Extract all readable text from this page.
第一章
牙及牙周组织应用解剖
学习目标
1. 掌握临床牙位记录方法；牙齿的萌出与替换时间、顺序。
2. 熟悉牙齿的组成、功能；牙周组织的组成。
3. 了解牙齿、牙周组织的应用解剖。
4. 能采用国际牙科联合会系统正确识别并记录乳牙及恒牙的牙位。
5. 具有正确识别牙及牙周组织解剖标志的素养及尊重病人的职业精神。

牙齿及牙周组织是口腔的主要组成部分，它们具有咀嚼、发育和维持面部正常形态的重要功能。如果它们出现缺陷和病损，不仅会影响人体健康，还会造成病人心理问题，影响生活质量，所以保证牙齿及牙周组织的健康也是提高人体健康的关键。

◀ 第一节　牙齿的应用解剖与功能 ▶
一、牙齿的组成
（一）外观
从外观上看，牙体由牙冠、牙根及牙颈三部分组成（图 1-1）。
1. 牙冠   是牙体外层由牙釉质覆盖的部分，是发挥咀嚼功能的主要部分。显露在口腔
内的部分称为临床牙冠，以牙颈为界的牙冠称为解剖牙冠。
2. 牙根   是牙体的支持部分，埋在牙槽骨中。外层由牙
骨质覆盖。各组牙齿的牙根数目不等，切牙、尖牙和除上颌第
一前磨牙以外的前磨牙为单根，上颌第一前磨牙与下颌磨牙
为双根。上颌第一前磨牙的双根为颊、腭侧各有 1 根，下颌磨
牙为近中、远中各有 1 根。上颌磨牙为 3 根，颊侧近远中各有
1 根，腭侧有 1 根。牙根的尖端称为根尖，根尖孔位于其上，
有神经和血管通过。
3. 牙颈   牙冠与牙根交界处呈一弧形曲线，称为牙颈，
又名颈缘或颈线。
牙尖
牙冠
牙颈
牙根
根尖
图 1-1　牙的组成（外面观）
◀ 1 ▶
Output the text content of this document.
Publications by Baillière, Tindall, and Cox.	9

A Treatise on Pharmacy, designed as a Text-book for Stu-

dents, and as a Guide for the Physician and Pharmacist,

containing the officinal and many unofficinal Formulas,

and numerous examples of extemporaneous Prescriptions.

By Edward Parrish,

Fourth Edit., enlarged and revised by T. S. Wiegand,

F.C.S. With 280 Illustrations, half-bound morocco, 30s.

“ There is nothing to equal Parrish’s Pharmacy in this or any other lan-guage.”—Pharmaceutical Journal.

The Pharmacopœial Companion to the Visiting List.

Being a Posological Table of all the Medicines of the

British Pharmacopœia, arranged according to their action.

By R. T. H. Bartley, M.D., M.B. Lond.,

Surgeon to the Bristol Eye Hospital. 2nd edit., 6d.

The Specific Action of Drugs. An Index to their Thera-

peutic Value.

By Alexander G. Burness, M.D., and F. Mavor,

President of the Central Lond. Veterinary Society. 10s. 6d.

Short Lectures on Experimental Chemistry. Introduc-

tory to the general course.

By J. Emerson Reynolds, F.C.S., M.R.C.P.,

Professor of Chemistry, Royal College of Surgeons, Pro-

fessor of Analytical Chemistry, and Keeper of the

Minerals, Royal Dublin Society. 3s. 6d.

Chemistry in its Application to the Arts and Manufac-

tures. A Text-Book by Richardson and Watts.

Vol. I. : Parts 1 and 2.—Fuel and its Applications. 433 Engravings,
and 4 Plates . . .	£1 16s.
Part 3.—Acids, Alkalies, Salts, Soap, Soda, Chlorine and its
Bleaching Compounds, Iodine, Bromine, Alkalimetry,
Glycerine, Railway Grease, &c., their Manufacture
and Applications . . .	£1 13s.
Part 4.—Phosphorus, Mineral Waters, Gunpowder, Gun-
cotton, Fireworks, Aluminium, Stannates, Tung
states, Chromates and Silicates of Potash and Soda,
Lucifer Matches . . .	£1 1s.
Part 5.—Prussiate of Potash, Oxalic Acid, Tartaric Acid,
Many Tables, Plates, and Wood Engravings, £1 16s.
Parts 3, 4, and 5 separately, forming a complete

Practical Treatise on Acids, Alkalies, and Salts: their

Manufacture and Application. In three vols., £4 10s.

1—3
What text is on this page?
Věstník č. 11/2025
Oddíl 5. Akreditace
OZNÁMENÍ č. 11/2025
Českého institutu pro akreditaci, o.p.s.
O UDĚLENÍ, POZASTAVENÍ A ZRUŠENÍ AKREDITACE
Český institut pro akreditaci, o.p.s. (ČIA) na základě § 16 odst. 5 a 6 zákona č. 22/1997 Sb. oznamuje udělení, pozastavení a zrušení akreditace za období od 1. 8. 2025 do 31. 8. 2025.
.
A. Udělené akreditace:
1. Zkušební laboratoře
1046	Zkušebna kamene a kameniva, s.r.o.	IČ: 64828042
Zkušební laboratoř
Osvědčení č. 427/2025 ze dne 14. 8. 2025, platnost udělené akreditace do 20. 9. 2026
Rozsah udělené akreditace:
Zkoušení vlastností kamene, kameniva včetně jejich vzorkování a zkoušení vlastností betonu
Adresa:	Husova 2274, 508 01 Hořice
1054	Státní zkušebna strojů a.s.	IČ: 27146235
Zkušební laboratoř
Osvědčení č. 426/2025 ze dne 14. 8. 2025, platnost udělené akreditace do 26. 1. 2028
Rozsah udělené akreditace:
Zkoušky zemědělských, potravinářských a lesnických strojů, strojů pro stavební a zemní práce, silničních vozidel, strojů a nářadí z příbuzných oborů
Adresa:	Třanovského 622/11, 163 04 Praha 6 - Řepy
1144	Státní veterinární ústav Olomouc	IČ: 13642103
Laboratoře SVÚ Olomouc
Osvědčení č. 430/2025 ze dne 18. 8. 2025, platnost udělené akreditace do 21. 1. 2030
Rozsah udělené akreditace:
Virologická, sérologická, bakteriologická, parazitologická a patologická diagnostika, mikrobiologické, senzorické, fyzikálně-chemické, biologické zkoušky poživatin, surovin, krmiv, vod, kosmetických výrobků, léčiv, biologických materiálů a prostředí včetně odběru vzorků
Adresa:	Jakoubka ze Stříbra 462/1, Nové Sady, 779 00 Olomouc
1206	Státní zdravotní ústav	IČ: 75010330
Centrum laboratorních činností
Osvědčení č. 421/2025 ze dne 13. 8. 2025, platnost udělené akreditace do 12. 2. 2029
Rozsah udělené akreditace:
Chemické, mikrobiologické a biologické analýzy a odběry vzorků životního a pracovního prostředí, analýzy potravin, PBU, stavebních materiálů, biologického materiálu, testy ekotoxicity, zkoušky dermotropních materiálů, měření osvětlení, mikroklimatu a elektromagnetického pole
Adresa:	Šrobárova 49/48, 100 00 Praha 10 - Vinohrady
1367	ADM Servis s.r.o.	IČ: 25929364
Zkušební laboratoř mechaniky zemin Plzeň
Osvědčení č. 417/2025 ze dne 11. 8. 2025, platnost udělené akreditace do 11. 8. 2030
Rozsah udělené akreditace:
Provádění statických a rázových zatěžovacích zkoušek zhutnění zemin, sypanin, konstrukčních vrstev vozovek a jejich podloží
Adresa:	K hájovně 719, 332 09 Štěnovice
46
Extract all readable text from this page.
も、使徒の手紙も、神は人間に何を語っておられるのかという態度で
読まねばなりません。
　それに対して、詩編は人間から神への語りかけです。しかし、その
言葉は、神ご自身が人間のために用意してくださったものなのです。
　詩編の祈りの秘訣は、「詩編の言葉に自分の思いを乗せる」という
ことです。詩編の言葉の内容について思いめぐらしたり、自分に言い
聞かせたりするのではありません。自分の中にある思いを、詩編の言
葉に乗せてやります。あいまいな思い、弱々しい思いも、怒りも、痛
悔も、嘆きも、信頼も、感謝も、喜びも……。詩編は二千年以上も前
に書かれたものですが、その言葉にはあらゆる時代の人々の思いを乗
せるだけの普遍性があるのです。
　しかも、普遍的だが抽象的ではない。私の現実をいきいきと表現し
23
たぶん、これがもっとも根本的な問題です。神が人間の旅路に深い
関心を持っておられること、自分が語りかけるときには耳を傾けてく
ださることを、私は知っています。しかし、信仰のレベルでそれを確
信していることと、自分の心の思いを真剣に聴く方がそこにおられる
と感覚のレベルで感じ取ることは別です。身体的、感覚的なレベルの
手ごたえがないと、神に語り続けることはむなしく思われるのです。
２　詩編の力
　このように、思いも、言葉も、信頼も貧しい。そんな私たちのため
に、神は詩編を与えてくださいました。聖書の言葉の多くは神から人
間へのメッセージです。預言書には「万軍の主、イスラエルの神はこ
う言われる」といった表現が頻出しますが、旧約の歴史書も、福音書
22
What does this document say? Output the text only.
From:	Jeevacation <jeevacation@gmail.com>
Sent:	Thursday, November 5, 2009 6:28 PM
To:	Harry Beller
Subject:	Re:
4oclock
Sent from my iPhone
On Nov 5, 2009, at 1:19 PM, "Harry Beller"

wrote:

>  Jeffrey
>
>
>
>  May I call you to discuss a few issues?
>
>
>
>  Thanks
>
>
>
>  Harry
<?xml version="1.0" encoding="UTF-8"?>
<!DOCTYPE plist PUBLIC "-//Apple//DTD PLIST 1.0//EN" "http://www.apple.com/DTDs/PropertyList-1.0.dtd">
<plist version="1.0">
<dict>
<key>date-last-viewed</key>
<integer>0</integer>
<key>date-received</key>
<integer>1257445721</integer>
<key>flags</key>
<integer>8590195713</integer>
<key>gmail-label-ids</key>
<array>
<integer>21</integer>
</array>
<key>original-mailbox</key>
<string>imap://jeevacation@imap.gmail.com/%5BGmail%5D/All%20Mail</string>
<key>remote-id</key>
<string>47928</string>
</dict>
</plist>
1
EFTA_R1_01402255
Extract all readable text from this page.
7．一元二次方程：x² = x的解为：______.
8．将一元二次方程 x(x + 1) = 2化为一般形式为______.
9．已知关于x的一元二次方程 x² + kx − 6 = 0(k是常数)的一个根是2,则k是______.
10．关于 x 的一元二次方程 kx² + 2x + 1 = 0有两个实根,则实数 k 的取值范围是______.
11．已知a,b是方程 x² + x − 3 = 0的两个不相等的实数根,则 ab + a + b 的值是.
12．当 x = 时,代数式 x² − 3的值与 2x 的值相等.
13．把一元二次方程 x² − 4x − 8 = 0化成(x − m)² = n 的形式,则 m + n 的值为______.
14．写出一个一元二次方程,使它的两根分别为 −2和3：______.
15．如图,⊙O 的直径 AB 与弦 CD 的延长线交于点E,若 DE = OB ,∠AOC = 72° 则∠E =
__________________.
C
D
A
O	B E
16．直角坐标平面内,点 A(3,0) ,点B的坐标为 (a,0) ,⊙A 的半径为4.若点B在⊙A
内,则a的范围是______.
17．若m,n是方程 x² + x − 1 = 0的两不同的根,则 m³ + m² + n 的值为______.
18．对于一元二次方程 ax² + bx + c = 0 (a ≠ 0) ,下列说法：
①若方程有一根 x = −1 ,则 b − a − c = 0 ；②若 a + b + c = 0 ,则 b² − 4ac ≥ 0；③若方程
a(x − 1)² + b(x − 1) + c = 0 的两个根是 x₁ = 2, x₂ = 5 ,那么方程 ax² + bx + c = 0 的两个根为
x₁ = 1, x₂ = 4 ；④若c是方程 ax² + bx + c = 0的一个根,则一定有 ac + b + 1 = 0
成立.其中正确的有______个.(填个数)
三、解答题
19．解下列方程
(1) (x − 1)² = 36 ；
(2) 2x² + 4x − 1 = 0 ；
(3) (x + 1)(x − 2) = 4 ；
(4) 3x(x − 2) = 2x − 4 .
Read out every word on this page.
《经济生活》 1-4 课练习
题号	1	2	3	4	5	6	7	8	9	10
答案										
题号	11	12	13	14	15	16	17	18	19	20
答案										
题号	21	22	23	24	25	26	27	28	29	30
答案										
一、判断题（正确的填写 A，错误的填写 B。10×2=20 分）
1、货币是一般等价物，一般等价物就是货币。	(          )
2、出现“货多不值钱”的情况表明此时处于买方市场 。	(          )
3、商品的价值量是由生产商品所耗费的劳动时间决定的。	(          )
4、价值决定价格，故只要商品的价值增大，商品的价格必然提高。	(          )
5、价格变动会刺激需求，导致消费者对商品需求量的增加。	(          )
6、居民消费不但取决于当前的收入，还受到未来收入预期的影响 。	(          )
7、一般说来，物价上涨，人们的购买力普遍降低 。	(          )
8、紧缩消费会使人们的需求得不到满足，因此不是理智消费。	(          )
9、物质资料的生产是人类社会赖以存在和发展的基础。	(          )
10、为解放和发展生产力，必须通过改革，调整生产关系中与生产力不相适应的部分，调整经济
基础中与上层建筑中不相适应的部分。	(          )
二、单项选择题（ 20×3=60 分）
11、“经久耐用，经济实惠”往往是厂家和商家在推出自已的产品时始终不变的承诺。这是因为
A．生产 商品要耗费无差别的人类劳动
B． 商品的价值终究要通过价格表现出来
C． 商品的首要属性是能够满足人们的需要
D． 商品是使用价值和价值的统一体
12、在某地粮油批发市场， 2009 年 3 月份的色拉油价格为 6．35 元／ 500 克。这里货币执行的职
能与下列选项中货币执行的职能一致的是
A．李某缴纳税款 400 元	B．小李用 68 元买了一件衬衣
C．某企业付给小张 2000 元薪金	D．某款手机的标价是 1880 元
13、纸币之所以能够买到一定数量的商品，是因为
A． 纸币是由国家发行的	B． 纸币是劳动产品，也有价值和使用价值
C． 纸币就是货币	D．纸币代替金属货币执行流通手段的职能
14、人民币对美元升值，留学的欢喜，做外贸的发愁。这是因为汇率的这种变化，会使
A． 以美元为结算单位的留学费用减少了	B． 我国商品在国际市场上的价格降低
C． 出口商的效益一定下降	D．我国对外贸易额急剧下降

* EXERCISE GOAL *
Which lines in the data above contain "string"? Show each one.

* REPLY TO THE TASK *
<string>imap://jeevacation@imap.gmail.com/%5BGmail%5D/All%20Mail</string>
<string>47928</string>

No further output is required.